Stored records
▽
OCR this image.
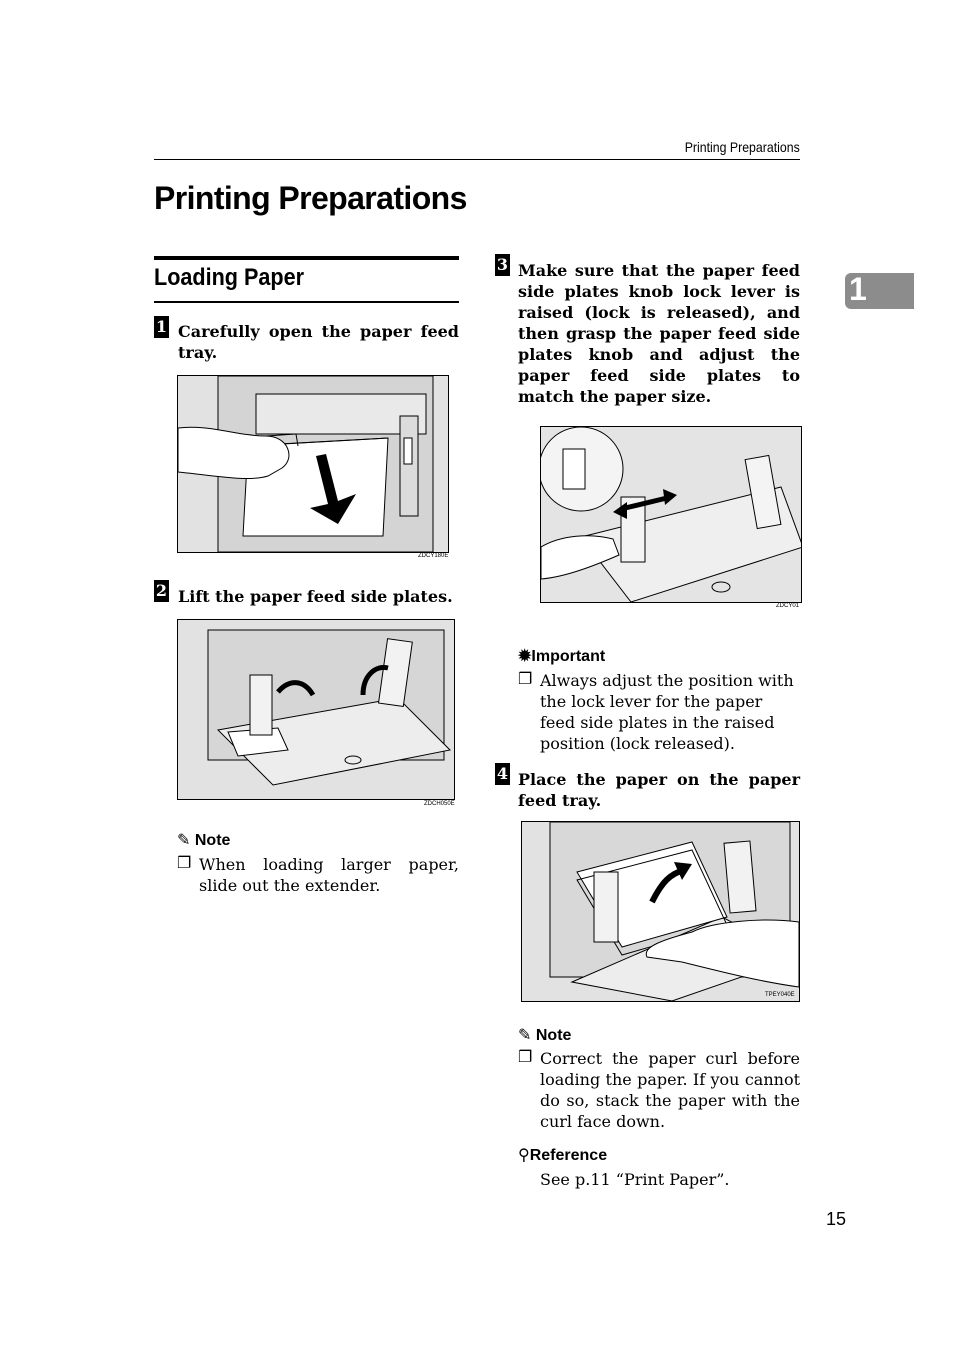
Printing Preparations
1
Printing Preparations
Loading Paper
1 Carefully open the paper feed tray.
ZDCY180E
2 Lift the paper feed side plates.
ZDCH050E
✎ Note
❐ When loading larger paper, slide out the extender.
3 Make sure that the paper feed side plates knob lock lever is raised (lock is released), and then grasp the paper feed side plates knob and adjust the paper feed side plates to match the paper size.
ZDCY01
✹Important
❐ Always adjust the position with the lock lever for the paper feed side plates in the raised position (lock released).
4 Place the paper on the paper feed tray.
TPEY040E
✎ Note
❐ Correct the paper curl before loading the paper. If you cannot do so, stack the paper with the curl face down.
⚲Reference
See p.11 “Print Paper”.
15
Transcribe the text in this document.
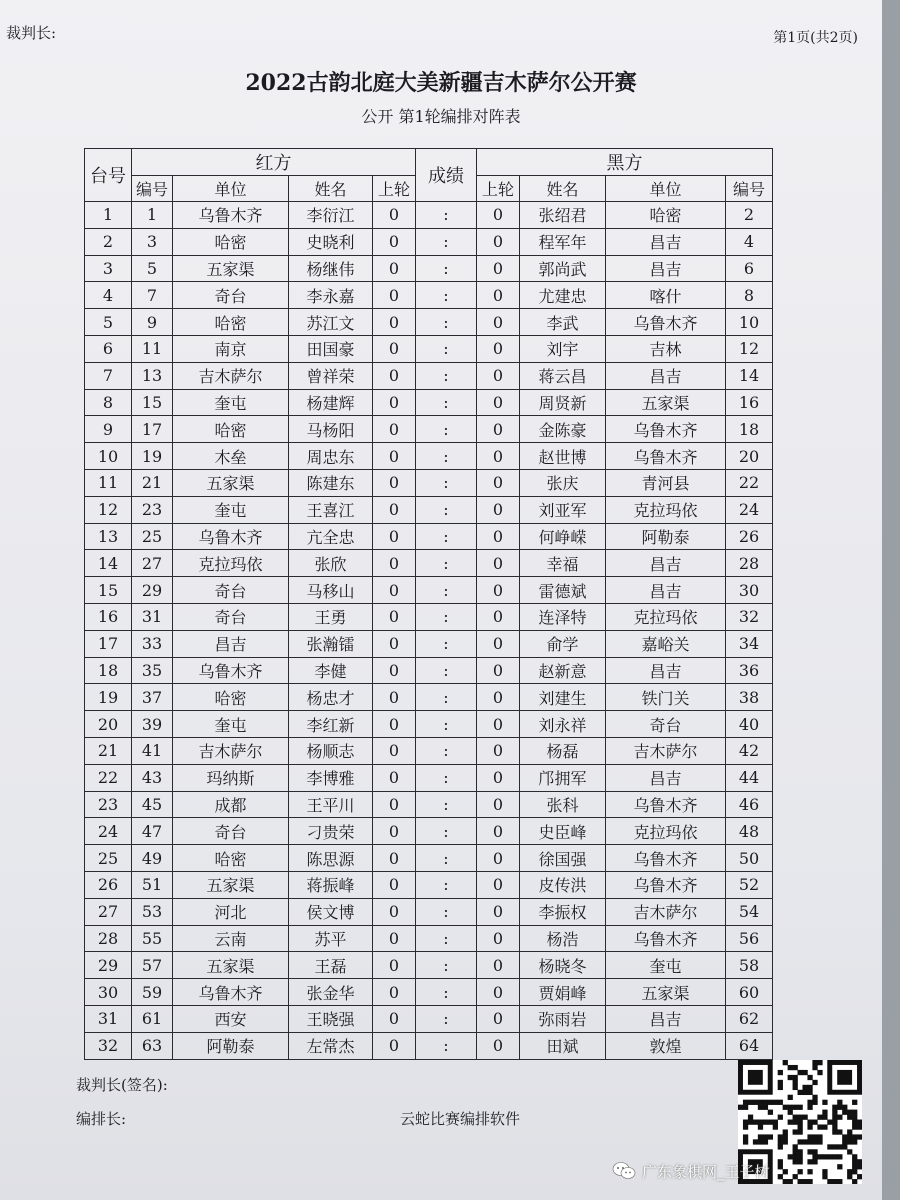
裁判长:	第1页(共2页)
2022古韵北庭大美新疆吉木萨尔公开赛
公开 第1轮编排对阵表
台号	红方				成绩	黑方			
	编号	单位	姓名	上轮		上轮	姓名	单位	编号
1	1	乌鲁木齐	李衍江	0	:	0	张绍君	哈密	2
2	3	哈密	史晓利	0	:	0	程军年	昌吉	4
3	5	五家渠	杨继伟	0	:	0	郭尚武	昌吉	6
4	7	奇台	李永嘉	0	:	0	尤建忠	喀什	8
5	9	哈密	苏江文	0	:	0	李武	乌鲁木齐	10
6	11	南京	田国豪	0	:	0	刘宇	吉林	12
7	13	吉木萨尔	曾祥荣	0	:	0	蒋云昌	昌吉	14
8	15	奎屯	杨建辉	0	:	0	周贤新	五家渠	16
9	17	哈密	马杨阳	0	:	0	金陈豪	乌鲁木齐	18
10	19	木垒	周忠东	0	:	0	赵世博	乌鲁木齐	20
11	21	五家渠	陈建东	0	:	0	张庆	青河县	22
12	23	奎屯	王喜江	0	:	0	刘亚军	克拉玛依	24
13	25	乌鲁木齐	亢全忠	0	:	0	何峥嵘	阿勒泰	26
14	27	克拉玛依	张欣	0	:	0	幸福	昌吉	28
15	29	奇台	马移山	0	:	0	雷德斌	昌吉	30
16	31	奇台	王勇	0	:	0	连泽特	克拉玛依	32
17	33	昌吉	张瀚镭	0	:	0	俞学	嘉峪关	34
18	35	乌鲁木齐	李健	0	:	0	赵新意	昌吉	36
19	37	哈密	杨忠才	0	:	0	刘建生	铁门关	38
20	39	奎屯	李红新	0	:	0	刘永祥	奇台	40
21	41	吉木萨尔	杨顺志	0	:	0	杨磊	吉木萨尔	42
22	43	玛纳斯	李博雅	0	:	0	邝拥军	昌吉	44
23	45	成都	王平川	0	:	0	张科	乌鲁木齐	46
24	47	奇台	刁贵荣	0	:	0	史臣峰	克拉玛依	48
25	49	哈密	陈思源	0	:	0	徐国强	乌鲁木齐	50
26	51	五家渠	蒋振峰	0	:	0	皮传洪	乌鲁木齐	52
27	53	河北	侯文博	0	:	0	李振权	吉木萨尔	54
28	55	云南	苏平	0	:	0	杨浩	乌鲁木齐	56
29	57	五家渠	王磊	0	:	0	杨晓冬	奎屯	58
30	59	乌鲁木齐	张金华	0	:	0	贾娟峰	五家渠	60
31	61	西安	王晓强	0	:	0	弥雨岩	昌吉	62
32	63	阿勒泰	左常杰	0	:	0	田斌	敦煌	64
裁判长(签名):
编排长:	云蛇比赛编排软件
广东象棋网_王子树
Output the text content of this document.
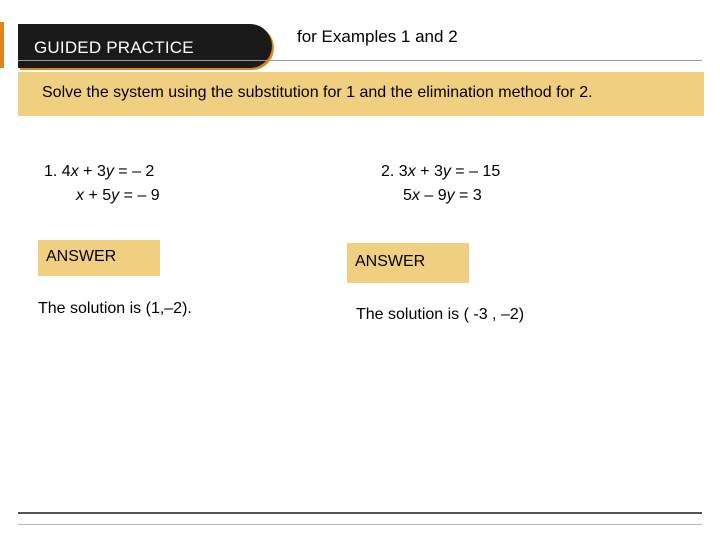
GUIDED PRACTICE
for Examples 1 and 2
Solve the system using the substitution for 1 and the elimination method for 2.
1. 4x + 3y = – 2
x + 5y = – 9
2. 3x + 3y = – 15
5x – 9y = 3
ANSWER	ANSWER
The solution is (1,–2).	The solution is ( -3 , –2)
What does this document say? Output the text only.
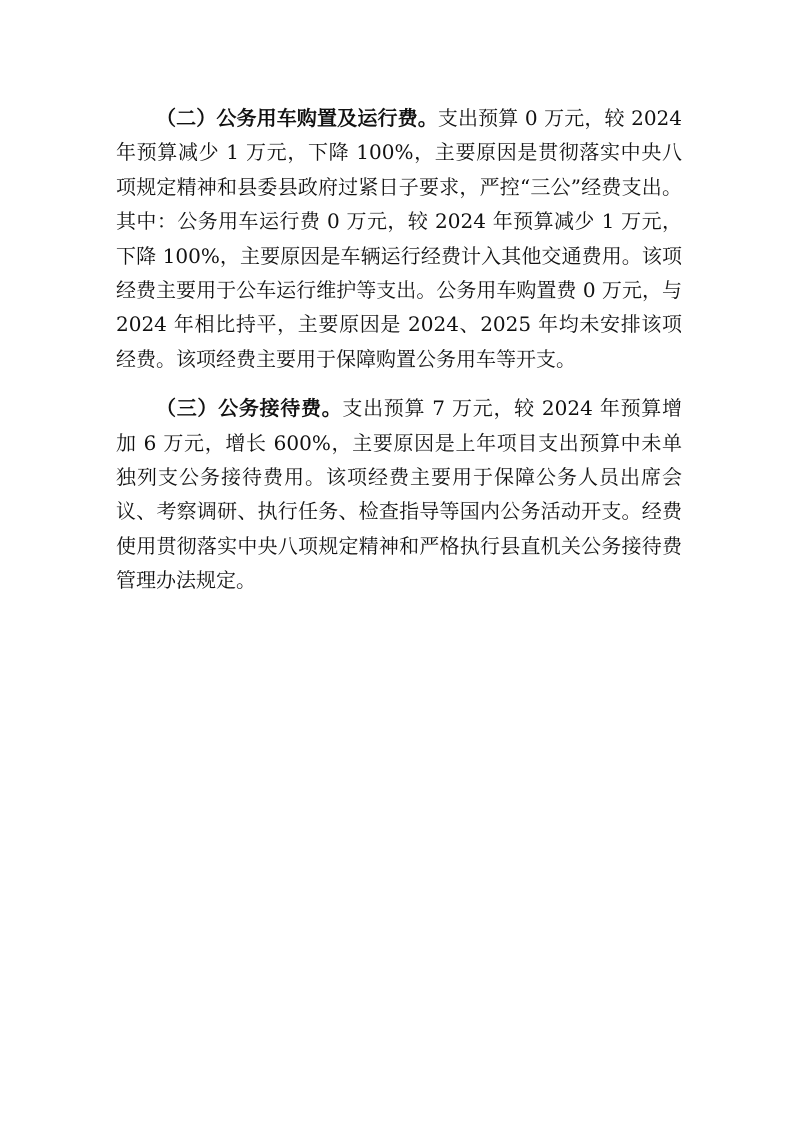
（二）公务用车购置及运行费。支出预算 0 万元，较 2024 年预算减少 1 万元，下降 100%，主要原因是贯彻落实中央八项规定精神和县委县政府过紧日子要求，严控“三公”经费支出。其中：公务用车运行费 0 万元，较 2024 年预算减少 1 万元，下降 100%，主要原因是车辆运行经费计入其他交通费用。该项经费主要用于公车运行维护等支出。公务用车购置费 0 万元，与 2024 年相比持平，主要原因是 2024、2025 年均未安排该项经费。该项经费主要用于保障购置公务用车等开支。

（三）公务接待费。支出预算 7 万元，较 2024 年预算增加 6 万元，增长 600%，主要原因是上年项目支出预算中未单独列支公务接待费用。该项经费主要用于保障公务人员出席会议、考察调研、执行任务、检查指导等国内公务活动开支。经费使用贯彻落实中央八项规定精神和严格执行县直机关公务接待费管理办法规定。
△
*What the task asks*
Above are the records. Copy every line in them holding "plates".

*Exercise response*
2 Lift the paper feed side plates.
3 Make sure that the paper feed side plates knob lock lever is raised (lock is released), and then grasp the paper feed side plates knob and adjust the paper feed side plates to match the paper size.
❐ Always adjust the position with the lock lever for the paper feed side plates in the raised position (lock released).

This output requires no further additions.